-- Begin RECORDS FOR PROCESSING --

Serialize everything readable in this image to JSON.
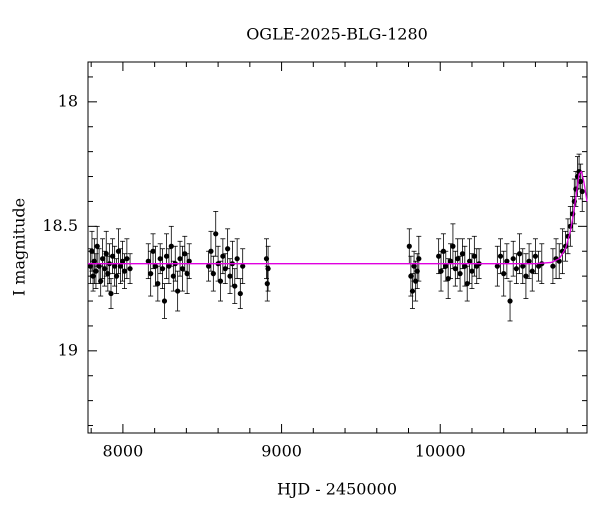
{
  "chart_data": {
    "type": "scatter",
    "title": "OGLE-2025-BLG-1280",
    "x_label": "HJD - 2450000",
    "y_label": "I magnitude",
    "xlim": [
      7780,
      10925
    ],
    "ylim": [
      19.33,
      17.84
    ],
    "xticks": [
      8000,
      9000,
      10000
    ],
    "yticks": [
      18,
      18.5,
      19
    ],
    "xminorticks": [
      7800,
      8200,
      8400,
      8600,
      8800,
      9200,
      9400,
      9600,
      9800,
      10200,
      10400,
      10600,
      10800
    ],
    "yminorticks": [
      17.9,
      18.1,
      18.2,
      18.3,
      18.4,
      18.6,
      18.7,
      18.8,
      18.9,
      19.1,
      19.2,
      19.3
    ],
    "color": "#000000",
    "x": [
      7795,
      7805,
      7812,
      7820,
      7830,
      7838,
      7850,
      7860,
      7872,
      7885,
      7895,
      7905,
      7915,
      7925,
      7935,
      7948,
      7960,
      7972,
      7985,
      7998,
      8010,
      8025,
      8045,
      8160,
      8175,
      8190,
      8205,
      8220,
      8235,
      8250,
      8262,
      8275,
      8290,
      8305,
      8318,
      8330,
      8345,
      8360,
      8375,
      8390,
      8405,
      8418,
      8540,
      8555,
      8570,
      8585,
      8600,
      8615,
      8630,
      8645,
      8660,
      8675,
      8690,
      8705,
      8720,
      8740,
      8755,
      8905,
      8910,
      8915,
      9805,
      9815,
      9825,
      9835,
      9845,
      9855,
      9865,
      9990,
      10005,
      10020,
      10035,
      10050,
      10065,
      10080,
      10095,
      10110,
      10125,
      10140,
      10155,
      10170,
      10185,
      10200,
      10215,
      10230,
      10245,
      10360,
      10380,
      10400,
      10420,
      10440,
      10460,
      10480,
      10500,
      10520,
      10540,
      10560,
      10580,
      10600,
      10620,
      10640,
      10710,
      10730,
      10750,
      10770,
      10790,
      10805,
      10820,
      10835,
      10845,
      10855,
      10865,
      10875,
      10885,
      10895
    ],
    "values": [
      18.66,
      18.6,
      18.7,
      18.64,
      18.68,
      18.58,
      18.66,
      18.72,
      18.63,
      18.67,
      18.61,
      18.69,
      18.65,
      18.77,
      18.62,
      18.66,
      18.7,
      18.6,
      18.66,
      18.64,
      18.68,
      18.63,
      18.67,
      18.64,
      18.69,
      18.6,
      18.66,
      18.73,
      18.63,
      18.67,
      18.8,
      18.62,
      18.66,
      18.58,
      18.7,
      18.65,
      18.76,
      18.63,
      18.67,
      18.61,
      18.69,
      18.64,
      18.66,
      18.6,
      18.69,
      18.53,
      18.65,
      18.72,
      18.62,
      18.67,
      18.59,
      18.7,
      18.65,
      18.74,
      18.63,
      18.77,
      18.66,
      18.63,
      18.73,
      18.67,
      18.58,
      18.7,
      18.76,
      18.66,
      18.72,
      18.68,
      18.63,
      18.62,
      18.68,
      18.6,
      18.66,
      18.71,
      18.64,
      18.58,
      18.67,
      18.63,
      18.69,
      18.61,
      18.66,
      18.73,
      18.64,
      18.68,
      18.62,
      18.66,
      18.65,
      18.66,
      18.62,
      18.69,
      18.64,
      18.8,
      18.63,
      18.67,
      18.61,
      18.66,
      18.7,
      18.64,
      18.68,
      18.62,
      18.66,
      18.65,
      18.66,
      18.63,
      18.64,
      18.6,
      18.58,
      18.54,
      18.5,
      18.45,
      18.4,
      18.35,
      18.3,
      18.28,
      18.32,
      18.36
    ],
    "errors": [
      0.07,
      0.08,
      0.06,
      0.09,
      0.07,
      0.08,
      0.07,
      0.06,
      0.08,
      0.07,
      0.09,
      0.07,
      0.08,
      0.06,
      0.07,
      0.08,
      0.07,
      0.09,
      0.07,
      0.08,
      0.07,
      0.08,
      0.06,
      0.07,
      0.09,
      0.07,
      0.08,
      0.07,
      0.06,
      0.08,
      0.07,
      0.09,
      0.07,
      0.08,
      0.06,
      0.07,
      0.08,
      0.07,
      0.09,
      0.07,
      0.08,
      0.07,
      0.06,
      0.08,
      0.07,
      0.09,
      0.07,
      0.08,
      0.07,
      0.06,
      0.08,
      0.07,
      0.09,
      0.07,
      0.08,
      0.06,
      0.07,
      0.08,
      0.07,
      0.09,
      0.07,
      0.08,
      0.07,
      0.06,
      0.08,
      0.07,
      0.09,
      0.07,
      0.08,
      0.07,
      0.06,
      0.08,
      0.07,
      0.09,
      0.07,
      0.08,
      0.07,
      0.06,
      0.08,
      0.07,
      0.09,
      0.07,
      0.08,
      0.07,
      0.06,
      0.08,
      0.07,
      0.09,
      0.07,
      0.08,
      0.07,
      0.06,
      0.08,
      0.07,
      0.09,
      0.07,
      0.08,
      0.07,
      0.06,
      0.08,
      0.07,
      0.08,
      0.07,
      0.09,
      0.06,
      0.07,
      0.08,
      0.07,
      0.09,
      0.07,
      0.08,
      0.07,
      0.07,
      0.08
    ],
    "model": {
      "color": "#e000e0",
      "x": [
        7780,
        10600,
        10700,
        10750,
        10790,
        10820,
        10840,
        10860,
        10875,
        10890,
        10905,
        10925
      ],
      "values": [
        18.65,
        18.65,
        18.645,
        18.63,
        18.59,
        18.52,
        18.45,
        18.36,
        18.29,
        18.28,
        18.32,
        18.4
      ]
    }
  }
}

-- End RECORDS FOR PROCESSING --

* [PROBLEM REQUIREMENTS] Give the entries again without a single change, but with no pictures.

* [RESULT OF THE TASK]
Serialize everything readable in this image to JSON.
{
  "chart_data": {
    "type": "scatter",
    "title": "OGLE-2025-BLG-1280",
    "x_label": "HJD - 2450000",
    "y_label": "I magnitude",
    "xlim": [
      7780,
      10925
    ],
    "ylim": [
      19.33,
      17.84
    ],
    "xticks": [
      8000,
      9000,
      10000
    ],
    "yticks": [
      18,
      18.5,
      19
    ],
    "xminorticks": [
      7800,
      8200,
      8400,
      8600,
      8800,
      9200,
      9400,
      9600,
      9800,
      10200,
      10400,
      10600,
      10800
    ],
    "yminorticks": [
      17.9,
      18.1,
      18.2,
      18.3,
      18.4,
      18.6,
      18.7,
      18.8,
      18.9,
      19.1,
      19.2,
      19.3
    ],
    "color": "#000000",
    "x": [
      7795,
      7805,
      7812,
      7820,
      7830,
      7838,
      7850,
      7860,
      7872,
      7885,
      7895,
      7905,
      7915,
      7925,
      7935,
      7948,
      7960,
      7972,
      7985,
      7998,
      8010,
      8025,
      8045,
      8160,
      8175,
      8190,
      8205,
      8220,
      8235,
      8250,
      8262,
      8275,
      8290,
      8305,
      8318,
      8330,
      8345,
      8360,
      8375,
      8390,
      8405,
      8418,
      8540,
      8555,
      8570,
      8585,
      8600,
      8615,
      8630,
      8645,
      8660,
      8675,
      8690,
      8705,
      8720,
      8740,
      8755,
      8905,
      8910,
      8915,
      9805,
      9815,
      9825,
      9835,
      9845,
      9855,
      9865,
      9990,
      10005,
      10020,
      10035,
      10050,
      10065,
      10080,
      10095,
      10110,
      10125,
      10140,
      10155,
      10170,
      10185,
      10200,
      10215,
      10230,
      10245,
      10360,
      10380,
      10400,
      10420,
      10440,
      10460,
      10480,
      10500,
      10520,
      10540,
      10560,
      10580,
      10600,
      10620,
      10640,
      10710,
      10730,
      10750,
      10770,
      10790,
      10805,
      10820,
      10835,
      10845,
      10855,
      10865,
      10875,
      10885,
      10895
    ],
    "values": [
      18.66,
      18.6,
      18.7,
      18.64,
      18.68,
      18.58,
      18.66,
      18.72,
      18.63,
      18.67,
      18.61,
      18.69,
      18.65,
      18.77,
      18.62,
      18.66,
      18.7,
      18.6,
      18.66,
      18.64,
      18.68,
      18.63,
      18.67,
      18.64,
      18.69,
      18.6,
      18.66,
      18.73,
      18.63,
      18.67,
      18.8,
      18.62,
      18.66,
      18.58,
      18.7,
      18.65,
      18.76,
      18.63,
      18.67,
      18.61,
      18.69,
      18.64,
      18.66,
      18.6,
      18.69,
      18.53,
      18.65,
      18.72,
      18.62,
      18.67,
      18.59,
      18.7,
      18.65,
      18.74,
      18.63,
      18.77,
      18.66,
      18.63,
      18.73,
      18.67,
      18.58,
      18.7,
      18.76,
      18.66,
      18.72,
      18.68,
      18.63,
      18.62,
      18.68,
      18.6,
      18.66,
      18.71,
      18.64,
      18.58,
      18.67,
      18.63,
      18.69,
      18.61,
      18.66,
      18.73,
      18.64,
      18.68,
      18.62,
      18.66,
      18.65,
      18.66,
      18.62,
      18.69,
      18.64,
      18.8,
      18.63,
      18.67,
      18.61,
      18.66,
      18.7,
      18.64,
      18.68,
      18.62,
      18.66,
      18.65,
      18.66,
      18.63,
      18.64,
      18.6,
      18.58,
      18.54,
      18.5,
      18.45,
      18.4,
      18.35,
      18.3,
      18.28,
      18.32,
      18.36
    ],
    "errors": [
      0.07,
      0.08,
      0.06,
      0.09,
      0.07,
      0.08,
      0.07,
      0.06,
      0.08,
      0.07,
      0.09,
      0.07,
      0.08,
      0.06,
      0.07,
      0.08,
      0.07,
      0.09,
      0.07,
      0.08,
      0.07,
      0.08,
      0.06,
      0.07,
      0.09,
      0.07,
      0.08,
      0.07,
      0.06,
      0.08,
      0.07,
      0.09,
      0.07,
      0.08,
      0.06,
      0.07,
      0.08,
      0.07,
      0.09,
      0.07,
      0.08,
      0.07,
      0.06,
      0.08,
      0.07,
      0.09,
      0.07,
      0.08,
      0.07,
      0.06,
      0.08,
      0.07,
      0.09,
      0.07,
      0.08,
      0.06,
      0.07,
      0.08,
      0.07,
      0.09,
      0.07,
      0.08,
      0.07,
      0.06,
      0.08,
      0.07,
      0.09,
      0.07,
      0.08,
      0.07,
      0.06,
      0.08,
      0.07,
      0.09,
      0.07,
      0.08,
      0.07,
      0.06,
      0.08,
      0.07,
      0.09,
      0.07,
      0.08,
      0.07,
      0.06,
      0.08,
      0.07,
      0.09,
      0.07,
      0.08,
      0.07,
      0.06,
      0.08,
      0.07,
      0.09,
      0.07,
      0.08,
      0.07,
      0.06,
      0.08,
      0.07,
      0.08,
      0.07,
      0.09,
      0.06,
      0.07,
      0.08,
      0.07,
      0.09,
      0.07,
      0.08,
      0.07,
      0.07,
      0.08
    ],
    "model": {
      "color": "#e000e0",
      "x": [
        7780,
        10600,
        10700,
        10750,
        10790,
        10820,
        10840,
        10860,
        10875,
        10890,
        10905,
        10925
      ],
      "values": [
        18.65,
        18.65,
        18.645,
        18.63,
        18.59,
        18.52,
        18.45,
        18.36,
        18.29,
        18.28,
        18.32,
        18.4
      ]
    }
  }
}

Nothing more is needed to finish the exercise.